- Problem to work on
Among the entries below, find the lines with "İrlandas" and copy them.

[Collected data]

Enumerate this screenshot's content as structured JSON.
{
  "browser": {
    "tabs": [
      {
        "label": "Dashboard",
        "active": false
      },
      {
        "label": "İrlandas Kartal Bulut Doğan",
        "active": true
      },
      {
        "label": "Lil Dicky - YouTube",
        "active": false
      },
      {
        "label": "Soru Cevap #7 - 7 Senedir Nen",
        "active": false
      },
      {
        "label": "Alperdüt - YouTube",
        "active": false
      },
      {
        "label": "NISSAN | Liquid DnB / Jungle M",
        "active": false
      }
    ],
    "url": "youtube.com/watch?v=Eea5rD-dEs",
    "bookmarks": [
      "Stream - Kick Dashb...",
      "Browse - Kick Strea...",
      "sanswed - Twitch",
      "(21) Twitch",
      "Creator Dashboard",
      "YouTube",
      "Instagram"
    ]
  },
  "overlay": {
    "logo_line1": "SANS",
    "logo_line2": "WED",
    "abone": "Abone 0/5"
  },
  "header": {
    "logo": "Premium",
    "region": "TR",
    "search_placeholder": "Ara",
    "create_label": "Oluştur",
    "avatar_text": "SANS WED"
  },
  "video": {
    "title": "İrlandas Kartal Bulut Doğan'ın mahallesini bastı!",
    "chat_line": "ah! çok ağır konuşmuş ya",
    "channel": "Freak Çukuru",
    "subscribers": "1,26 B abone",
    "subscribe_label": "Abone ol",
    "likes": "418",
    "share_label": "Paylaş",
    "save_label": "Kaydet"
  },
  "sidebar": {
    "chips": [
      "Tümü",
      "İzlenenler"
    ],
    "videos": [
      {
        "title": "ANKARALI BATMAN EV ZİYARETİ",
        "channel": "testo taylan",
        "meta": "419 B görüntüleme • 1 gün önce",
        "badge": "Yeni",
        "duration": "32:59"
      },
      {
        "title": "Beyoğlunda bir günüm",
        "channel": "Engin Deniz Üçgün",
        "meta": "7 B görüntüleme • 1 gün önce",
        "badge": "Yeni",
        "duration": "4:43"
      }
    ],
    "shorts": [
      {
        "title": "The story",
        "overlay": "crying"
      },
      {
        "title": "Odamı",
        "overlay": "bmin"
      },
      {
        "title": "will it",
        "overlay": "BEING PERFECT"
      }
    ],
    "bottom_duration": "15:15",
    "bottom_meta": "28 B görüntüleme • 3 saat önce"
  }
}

- Task output
        "label": "İrlandas Kartal Bulut Doğan",
    "title": "İrlandas Kartal Bulut Doğan'ın mahallesini bastı!",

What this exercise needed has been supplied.